**Extracted records**:
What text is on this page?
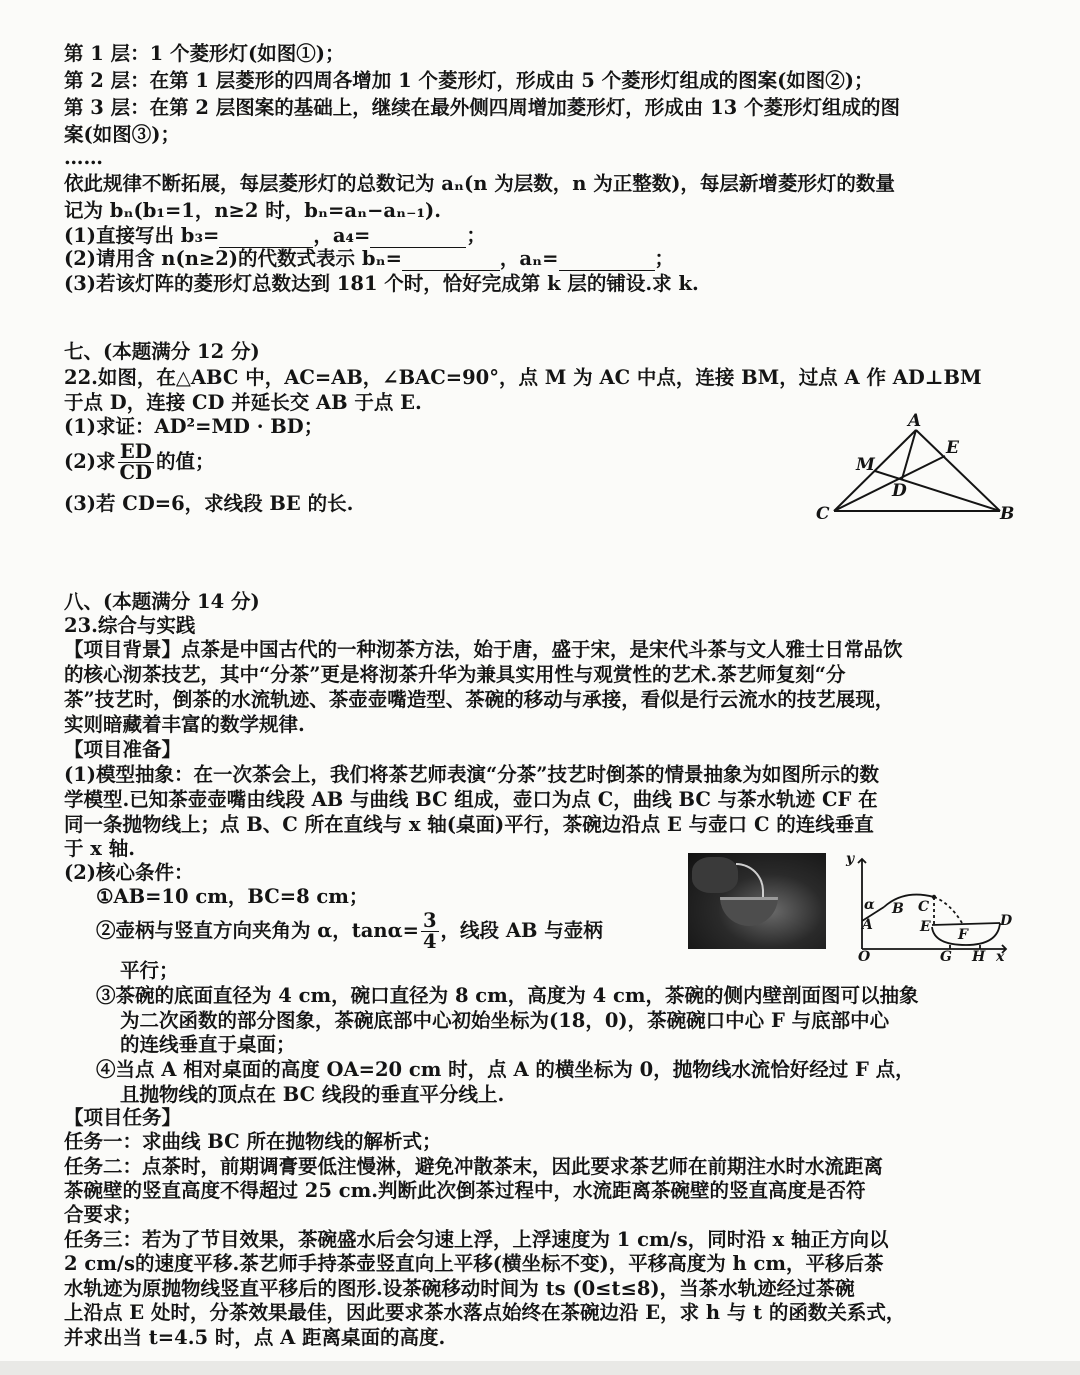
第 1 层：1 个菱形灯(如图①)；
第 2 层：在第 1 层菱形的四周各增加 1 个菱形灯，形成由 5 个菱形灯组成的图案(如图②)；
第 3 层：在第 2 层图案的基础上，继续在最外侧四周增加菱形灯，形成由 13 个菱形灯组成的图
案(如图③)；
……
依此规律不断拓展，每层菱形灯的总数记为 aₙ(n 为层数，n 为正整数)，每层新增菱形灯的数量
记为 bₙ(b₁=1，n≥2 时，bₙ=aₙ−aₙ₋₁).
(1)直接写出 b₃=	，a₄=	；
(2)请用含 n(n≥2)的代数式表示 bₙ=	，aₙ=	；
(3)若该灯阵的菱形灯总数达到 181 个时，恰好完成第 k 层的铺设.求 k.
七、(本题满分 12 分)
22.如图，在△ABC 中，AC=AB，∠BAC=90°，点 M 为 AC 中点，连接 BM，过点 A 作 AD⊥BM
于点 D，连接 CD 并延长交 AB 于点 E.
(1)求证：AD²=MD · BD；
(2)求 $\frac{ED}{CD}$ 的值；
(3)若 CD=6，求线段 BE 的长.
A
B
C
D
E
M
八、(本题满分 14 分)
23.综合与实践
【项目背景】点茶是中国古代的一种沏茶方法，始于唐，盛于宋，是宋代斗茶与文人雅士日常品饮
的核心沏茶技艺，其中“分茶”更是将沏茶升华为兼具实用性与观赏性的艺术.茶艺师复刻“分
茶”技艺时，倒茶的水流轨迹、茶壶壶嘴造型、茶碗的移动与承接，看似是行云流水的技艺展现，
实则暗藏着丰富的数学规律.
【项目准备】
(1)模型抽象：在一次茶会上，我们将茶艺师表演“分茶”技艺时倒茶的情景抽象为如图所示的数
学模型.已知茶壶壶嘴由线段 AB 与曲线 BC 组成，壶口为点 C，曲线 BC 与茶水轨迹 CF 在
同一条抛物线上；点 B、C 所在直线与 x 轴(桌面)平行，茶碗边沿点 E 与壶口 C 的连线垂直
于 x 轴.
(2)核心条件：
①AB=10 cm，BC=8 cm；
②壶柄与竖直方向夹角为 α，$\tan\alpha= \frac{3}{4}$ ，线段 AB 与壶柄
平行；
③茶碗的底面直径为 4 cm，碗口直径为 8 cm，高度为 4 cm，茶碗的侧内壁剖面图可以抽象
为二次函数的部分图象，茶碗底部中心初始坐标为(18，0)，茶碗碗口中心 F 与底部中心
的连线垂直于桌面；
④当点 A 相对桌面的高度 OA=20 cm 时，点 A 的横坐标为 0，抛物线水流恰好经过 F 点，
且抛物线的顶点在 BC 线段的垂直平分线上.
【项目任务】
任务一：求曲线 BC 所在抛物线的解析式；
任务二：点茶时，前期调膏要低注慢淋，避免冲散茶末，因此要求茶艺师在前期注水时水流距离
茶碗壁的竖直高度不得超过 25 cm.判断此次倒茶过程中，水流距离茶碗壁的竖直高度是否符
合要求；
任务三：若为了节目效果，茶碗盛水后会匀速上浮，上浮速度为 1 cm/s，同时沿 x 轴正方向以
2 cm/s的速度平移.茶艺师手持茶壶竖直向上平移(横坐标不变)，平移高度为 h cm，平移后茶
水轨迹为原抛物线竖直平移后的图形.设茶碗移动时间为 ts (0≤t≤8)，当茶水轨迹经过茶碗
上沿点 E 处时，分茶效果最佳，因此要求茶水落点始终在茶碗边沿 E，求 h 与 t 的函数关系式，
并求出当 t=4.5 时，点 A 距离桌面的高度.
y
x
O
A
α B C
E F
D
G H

**Exercise goal**: Count every line above that holds the word "frac", and state the number and nothing more.

**Written answer**: 2